§ RECORDS PROVIDED:
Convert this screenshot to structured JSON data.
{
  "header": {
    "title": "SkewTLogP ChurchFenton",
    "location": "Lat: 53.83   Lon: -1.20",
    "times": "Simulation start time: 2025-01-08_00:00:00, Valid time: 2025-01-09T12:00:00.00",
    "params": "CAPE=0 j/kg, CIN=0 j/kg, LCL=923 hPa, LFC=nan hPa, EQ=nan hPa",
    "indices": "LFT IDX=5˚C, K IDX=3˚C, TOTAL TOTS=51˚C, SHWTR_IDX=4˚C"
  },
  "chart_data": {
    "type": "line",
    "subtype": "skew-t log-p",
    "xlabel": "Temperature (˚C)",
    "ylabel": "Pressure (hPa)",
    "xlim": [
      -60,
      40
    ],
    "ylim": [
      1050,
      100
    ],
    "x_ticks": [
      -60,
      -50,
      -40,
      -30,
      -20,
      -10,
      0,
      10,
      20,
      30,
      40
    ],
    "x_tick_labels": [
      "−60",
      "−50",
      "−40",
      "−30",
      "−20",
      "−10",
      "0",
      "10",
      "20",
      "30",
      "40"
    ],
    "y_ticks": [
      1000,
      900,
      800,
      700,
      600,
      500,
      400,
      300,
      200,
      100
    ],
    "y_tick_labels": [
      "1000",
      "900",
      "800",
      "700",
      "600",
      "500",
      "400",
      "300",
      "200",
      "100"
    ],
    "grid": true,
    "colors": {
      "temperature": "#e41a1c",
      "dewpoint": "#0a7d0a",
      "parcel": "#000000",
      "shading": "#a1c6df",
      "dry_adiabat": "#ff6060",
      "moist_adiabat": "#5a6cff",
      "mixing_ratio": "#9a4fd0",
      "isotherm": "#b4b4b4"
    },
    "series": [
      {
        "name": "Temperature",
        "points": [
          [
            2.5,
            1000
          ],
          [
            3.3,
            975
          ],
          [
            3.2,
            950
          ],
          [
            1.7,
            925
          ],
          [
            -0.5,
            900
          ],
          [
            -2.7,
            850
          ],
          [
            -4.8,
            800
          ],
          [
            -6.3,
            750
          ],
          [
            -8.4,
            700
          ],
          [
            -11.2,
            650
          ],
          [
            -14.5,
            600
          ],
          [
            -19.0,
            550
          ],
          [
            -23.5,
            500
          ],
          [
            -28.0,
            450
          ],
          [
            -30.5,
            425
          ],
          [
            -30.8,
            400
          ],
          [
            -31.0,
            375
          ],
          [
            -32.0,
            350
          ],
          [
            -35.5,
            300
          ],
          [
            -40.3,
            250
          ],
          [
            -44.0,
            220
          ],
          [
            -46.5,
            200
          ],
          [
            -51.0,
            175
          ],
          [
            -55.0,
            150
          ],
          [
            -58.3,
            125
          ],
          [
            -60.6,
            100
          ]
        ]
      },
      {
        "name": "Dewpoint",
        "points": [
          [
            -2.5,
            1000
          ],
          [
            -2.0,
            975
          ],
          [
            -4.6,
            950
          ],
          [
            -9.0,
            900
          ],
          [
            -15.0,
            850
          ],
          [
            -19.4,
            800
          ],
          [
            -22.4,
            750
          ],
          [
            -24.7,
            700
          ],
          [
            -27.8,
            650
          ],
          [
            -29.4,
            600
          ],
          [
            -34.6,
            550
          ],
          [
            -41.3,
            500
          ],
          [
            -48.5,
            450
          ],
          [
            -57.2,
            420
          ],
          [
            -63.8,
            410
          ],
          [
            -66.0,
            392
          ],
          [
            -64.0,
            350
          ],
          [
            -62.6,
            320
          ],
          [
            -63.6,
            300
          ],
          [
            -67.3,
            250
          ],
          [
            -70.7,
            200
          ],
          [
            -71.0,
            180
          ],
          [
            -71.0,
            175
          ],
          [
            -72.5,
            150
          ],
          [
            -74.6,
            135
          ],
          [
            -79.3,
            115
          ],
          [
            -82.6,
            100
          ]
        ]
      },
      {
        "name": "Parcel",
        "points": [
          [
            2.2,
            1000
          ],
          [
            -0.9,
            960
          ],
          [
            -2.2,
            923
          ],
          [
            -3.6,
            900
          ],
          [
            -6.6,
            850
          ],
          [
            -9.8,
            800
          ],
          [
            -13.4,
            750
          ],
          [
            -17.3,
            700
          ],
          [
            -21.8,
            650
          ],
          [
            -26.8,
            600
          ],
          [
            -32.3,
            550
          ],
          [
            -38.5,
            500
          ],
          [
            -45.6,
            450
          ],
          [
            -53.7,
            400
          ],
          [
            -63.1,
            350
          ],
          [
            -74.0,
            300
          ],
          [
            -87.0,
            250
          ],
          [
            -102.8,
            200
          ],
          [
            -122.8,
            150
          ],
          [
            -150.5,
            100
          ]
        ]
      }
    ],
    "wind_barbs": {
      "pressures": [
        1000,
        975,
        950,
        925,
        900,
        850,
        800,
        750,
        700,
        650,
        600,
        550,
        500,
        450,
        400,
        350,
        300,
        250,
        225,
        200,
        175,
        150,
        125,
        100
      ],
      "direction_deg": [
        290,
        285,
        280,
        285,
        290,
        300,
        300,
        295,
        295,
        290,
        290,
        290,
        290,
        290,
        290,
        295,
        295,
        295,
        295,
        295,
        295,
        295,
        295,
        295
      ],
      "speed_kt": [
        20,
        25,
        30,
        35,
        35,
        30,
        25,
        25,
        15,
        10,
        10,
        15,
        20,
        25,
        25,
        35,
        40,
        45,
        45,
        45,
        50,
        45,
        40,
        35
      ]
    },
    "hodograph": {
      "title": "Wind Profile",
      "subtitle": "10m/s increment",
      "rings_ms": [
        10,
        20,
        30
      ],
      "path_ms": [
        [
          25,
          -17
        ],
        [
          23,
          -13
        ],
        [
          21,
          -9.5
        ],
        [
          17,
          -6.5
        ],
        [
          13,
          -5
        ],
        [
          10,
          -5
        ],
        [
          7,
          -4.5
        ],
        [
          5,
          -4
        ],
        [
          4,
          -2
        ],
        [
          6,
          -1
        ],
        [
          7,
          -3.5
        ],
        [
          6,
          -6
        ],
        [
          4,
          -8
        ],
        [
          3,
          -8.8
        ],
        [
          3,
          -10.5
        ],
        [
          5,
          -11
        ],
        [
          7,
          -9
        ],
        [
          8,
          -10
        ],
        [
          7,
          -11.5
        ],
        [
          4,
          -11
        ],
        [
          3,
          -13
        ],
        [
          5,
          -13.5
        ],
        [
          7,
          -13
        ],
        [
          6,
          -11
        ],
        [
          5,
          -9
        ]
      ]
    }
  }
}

§ DO THIS: All of the entries should be written out again exactly.

§ RESULT OF THIS TASK:
Convert this screenshot to structured JSON data.
{
  "header": {
    "title": "SkewTLogP ChurchFenton",
    "location": "Lat: 53.83   Lon: -1.20",
    "times": "Simulation start time: 2025-01-08_00:00:00, Valid time: 2025-01-09T12:00:00.00",
    "params": "CAPE=0 j/kg, CIN=0 j/kg, LCL=923 hPa, LFC=nan hPa, EQ=nan hPa",
    "indices": "LFT IDX=5˚C, K IDX=3˚C, TOTAL TOTS=51˚C, SHWTR_IDX=4˚C"
  },
  "chart_data": {
    "type": "line",
    "subtype": "skew-t log-p",
    "xlabel": "Temperature (˚C)",
    "ylabel": "Pressure (hPa)",
    "xlim": [
      -60,
      40
    ],
    "ylim": [
      1050,
      100
    ],
    "x_ticks": [
      -60,
      -50,
      -40,
      -30,
      -20,
      -10,
      0,
      10,
      20,
      30,
      40
    ],
    "x_tick_labels": [
      "−60",
      "−50",
      "−40",
      "−30",
      "−20",
      "−10",
      "0",
      "10",
      "20",
      "30",
      "40"
    ],
    "y_ticks": [
      1000,
      900,
      800,
      700,
      600,
      500,
      400,
      300,
      200,
      100
    ],
    "y_tick_labels": [
      "1000",
      "900",
      "800",
      "700",
      "600",
      "500",
      "400",
      "300",
      "200",
      "100"
    ],
    "grid": true,
    "colors": {
      "temperature": "#e41a1c",
      "dewpoint": "#0a7d0a",
      "parcel": "#000000",
      "shading": "#a1c6df",
      "dry_adiabat": "#ff6060",
      "moist_adiabat": "#5a6cff",
      "mixing_ratio": "#9a4fd0",
      "isotherm": "#b4b4b4"
    },
    "series": [
      {
        "name": "Temperature",
        "points": [
          [
            2.5,
            1000
          ],
          [
            3.3,
            975
          ],
          [
            3.2,
            950
          ],
          [
            1.7,
            925
          ],
          [
            -0.5,
            900
          ],
          [
            -2.7,
            850
          ],
          [
            -4.8,
            800
          ],
          [
            -6.3,
            750
          ],
          [
            -8.4,
            700
          ],
          [
            -11.2,
            650
          ],
          [
            -14.5,
            600
          ],
          [
            -19.0,
            550
          ],
          [
            -23.5,
            500
          ],
          [
            -28.0,
            450
          ],
          [
            -30.5,
            425
          ],
          [
            -30.8,
            400
          ],
          [
            -31.0,
            375
          ],
          [
            -32.0,
            350
          ],
          [
            -35.5,
            300
          ],
          [
            -40.3,
            250
          ],
          [
            -44.0,
            220
          ],
          [
            -46.5,
            200
          ],
          [
            -51.0,
            175
          ],
          [
            -55.0,
            150
          ],
          [
            -58.3,
            125
          ],
          [
            -60.6,
            100
          ]
        ]
      },
      {
        "name": "Dewpoint",
        "points": [
          [
            -2.5,
            1000
          ],
          [
            -2.0,
            975
          ],
          [
            -4.6,
            950
          ],
          [
            -9.0,
            900
          ],
          [
            -15.0,
            850
          ],
          [
            -19.4,
            800
          ],
          [
            -22.4,
            750
          ],
          [
            -24.7,
            700
          ],
          [
            -27.8,
            650
          ],
          [
            -29.4,
            600
          ],
          [
            -34.6,
            550
          ],
          [
            -41.3,
            500
          ],
          [
            -48.5,
            450
          ],
          [
            -57.2,
            420
          ],
          [
            -63.8,
            410
          ],
          [
            -66.0,
            392
          ],
          [
            -64.0,
            350
          ],
          [
            -62.6,
            320
          ],
          [
            -63.6,
            300
          ],
          [
            -67.3,
            250
          ],
          [
            -70.7,
            200
          ],
          [
            -71.0,
            180
          ],
          [
            -71.0,
            175
          ],
          [
            -72.5,
            150
          ],
          [
            -74.6,
            135
          ],
          [
            -79.3,
            115
          ],
          [
            -82.6,
            100
          ]
        ]
      },
      {
        "name": "Parcel",
        "points": [
          [
            2.2,
            1000
          ],
          [
            -0.9,
            960
          ],
          [
            -2.2,
            923
          ],
          [
            -3.6,
            900
          ],
          [
            -6.6,
            850
          ],
          [
            -9.8,
            800
          ],
          [
            -13.4,
            750
          ],
          [
            -17.3,
            700
          ],
          [
            -21.8,
            650
          ],
          [
            -26.8,
            600
          ],
          [
            -32.3,
            550
          ],
          [
            -38.5,
            500
          ],
          [
            -45.6,
            450
          ],
          [
            -53.7,
            400
          ],
          [
            -63.1,
            350
          ],
          [
            -74.0,
            300
          ],
          [
            -87.0,
            250
          ],
          [
            -102.8,
            200
          ],
          [
            -122.8,
            150
          ],
          [
            -150.5,
            100
          ]
        ]
      }
    ],
    "wind_barbs": {
      "pressures": [
        1000,
        975,
        950,
        925,
        900,
        850,
        800,
        750,
        700,
        650,
        600,
        550,
        500,
        450,
        400,
        350,
        300,
        250,
        225,
        200,
        175,
        150,
        125,
        100
      ],
      "direction_deg": [
        290,
        285,
        280,
        285,
        290,
        300,
        300,
        295,
        295,
        290,
        290,
        290,
        290,
        290,
        290,
        295,
        295,
        295,
        295,
        295,
        295,
        295,
        295,
        295
      ],
      "speed_kt": [
        20,
        25,
        30,
        35,
        35,
        30,
        25,
        25,
        15,
        10,
        10,
        15,
        20,
        25,
        25,
        35,
        40,
        45,
        45,
        45,
        50,
        45,
        40,
        35
      ]
    },
    "hodograph": {
      "title": "Wind Profile",
      "subtitle": "10m/s increment",
      "rings_ms": [
        10,
        20,
        30
      ],
      "path_ms": [
        [
          25,
          -17
        ],
        [
          23,
          -13
        ],
        [
          21,
          -9.5
        ],
        [
          17,
          -6.5
        ],
        [
          13,
          -5
        ],
        [
          10,
          -5
        ],
        [
          7,
          -4.5
        ],
        [
          5,
          -4
        ],
        [
          4,
          -2
        ],
        [
          6,
          -1
        ],
        [
          7,
          -3.5
        ],
        [
          6,
          -6
        ],
        [
          4,
          -8
        ],
        [
          3,
          -8.8
        ],
        [
          3,
          -10.5
        ],
        [
          5,
          -11
        ],
        [
          7,
          -9
        ],
        [
          8,
          -10
        ],
        [
          7,
          -11.5
        ],
        [
          4,
          -11
        ],
        [
          3,
          -13
        ],
        [
          5,
          -13.5
        ],
        [
          7,
          -13
        ],
        [
          6,
          -11
        ],
        [
          5,
          -9
        ]
      ]
    }
  }
}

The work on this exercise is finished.